### Problem
Copy nothing but the text: repeat each entry exactly and drop the images.

### Records provided

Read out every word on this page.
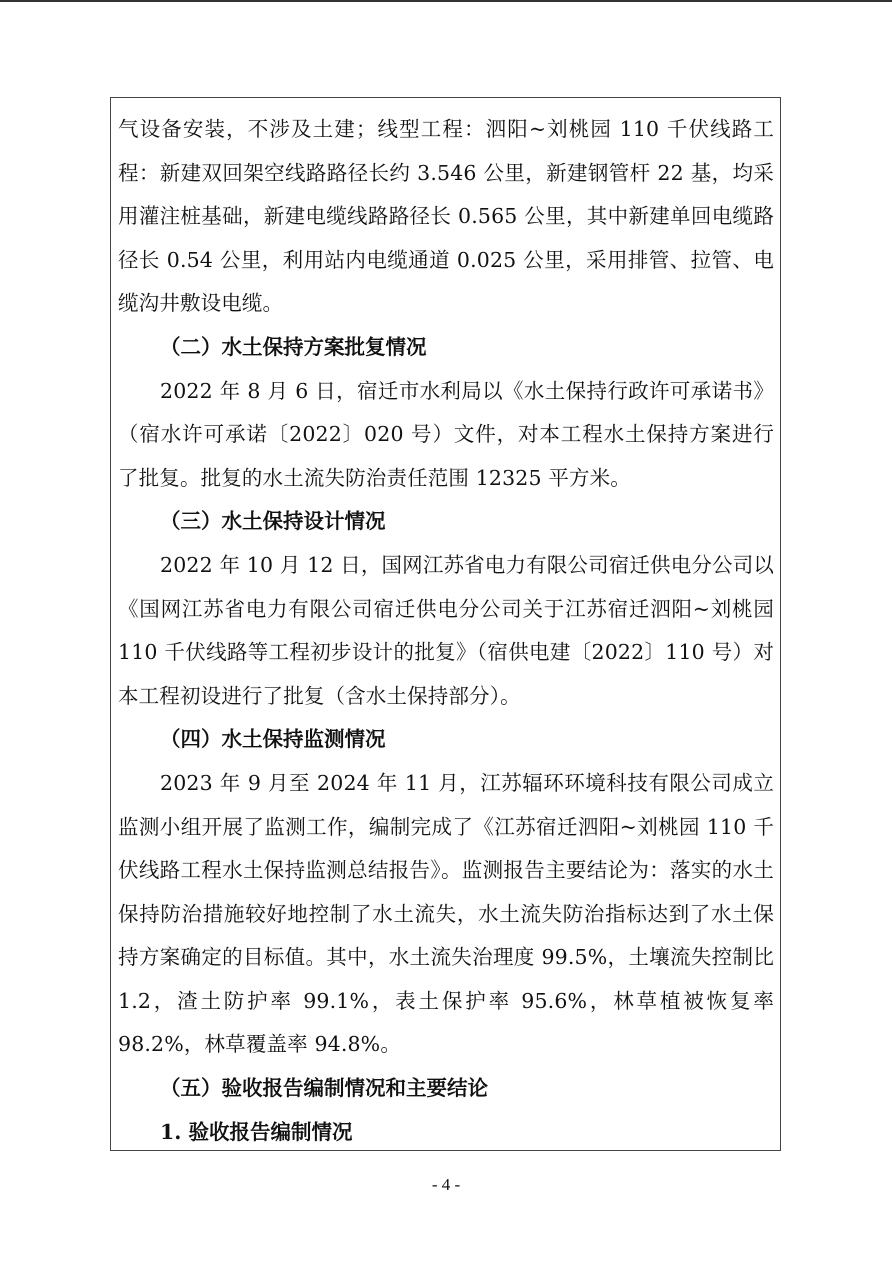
气设备安装，不涉及土建；线型工程：泗阳~刘桃园 110 千伏线路工程：新建双回架空线路路径长约 3.546 公里，新建钢管杆 22 基，均采用灌注桩基础，新建电缆线路路径长 0.565 公里，其中新建单回电缆路径长 0.54 公里，利用站内电缆通道 0.025 公里，采用排管、拉管、电缆沟井敷设电缆。

（二）水土保持方案批复情况

2022 年 8 月 6 日，宿迁市水利局以《水土保持行政许可承诺书》（宿水许可承诺〔2022〕020 号）文件，对本工程水土保持方案进行了批复。批复的水土流失防治责任范围 12325 平方米。

（三）水土保持设计情况

2022 年 10 月 12 日，国网江苏省电力有限公司宿迁供电分公司以《国网江苏省电力有限公司宿迁供电分公司关于江苏宿迁泗阳~刘桃园 110 千伏线路等工程初步设计的批复》（宿供电建〔2022〕110 号）对本工程初设进行了批复（含水土保持部分）。

（四）水土保持监测情况

2023 年 9 月至 2024 年 11 月，江苏辐环环境科技有限公司成立监测小组开展了监测工作，编制完成了《江苏宿迁泗阳~刘桃园 110 千伏线路工程水土保持监测总结报告》。监测报告主要结论为：落实的水土保持防治措施较好地控制了水土流失，水土流失防治指标达到了水土保持方案确定的目标值。其中，水土流失治理度 99.5%，土壤流失控制比 1.2，渣土防护率 99.1%，表土保护率 95.6%，林草植被恢复率 98.2%，林草覆盖率 94.8%。

（五）验收报告编制情况和主要结论

1. 验收报告编制情况

- 4 -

### Worked answer
Read out every word on this page.
气设备安装，不涉及土建；线型工程：泗阳~刘桃园 110 千伏线路工程：新建双回架空线路路径长约 3.546 公里，新建钢管杆 22 基，均采用灌注桩基础，新建电缆线路路径长 0.565 公里，其中新建单回电缆路径长 0.54 公里，利用站内电缆通道 0.025 公里，采用排管、拉管、电缆沟井敷设电缆。

（二）水土保持方案批复情况

2022 年 8 月 6 日，宿迁市水利局以《水土保持行政许可承诺书》（宿水许可承诺〔2022〕020 号）文件，对本工程水土保持方案进行了批复。批复的水土流失防治责任范围 12325 平方米。

（三）水土保持设计情况

2022 年 10 月 12 日，国网江苏省电力有限公司宿迁供电分公司以《国网江苏省电力有限公司宿迁供电分公司关于江苏宿迁泗阳~刘桃园 110 千伏线路等工程初步设计的批复》（宿供电建〔2022〕110 号）对本工程初设进行了批复（含水土保持部分）。

（四）水土保持监测情况

2023 年 9 月至 2024 年 11 月，江苏辐环环境科技有限公司成立监测小组开展了监测工作，编制完成了《江苏宿迁泗阳~刘桃园 110 千伏线路工程水土保持监测总结报告》。监测报告主要结论为：落实的水土保持防治措施较好地控制了水土流失，水土流失防治指标达到了水土保持方案确定的目标值。其中，水土流失治理度 99.5%，土壤流失控制比 1.2，渣土防护率 99.1%，表土保护率 95.6%，林草植被恢复率 98.2%，林草覆盖率 94.8%。

（五）验收报告编制情况和主要结论

1. 验收报告编制情况

- 4 -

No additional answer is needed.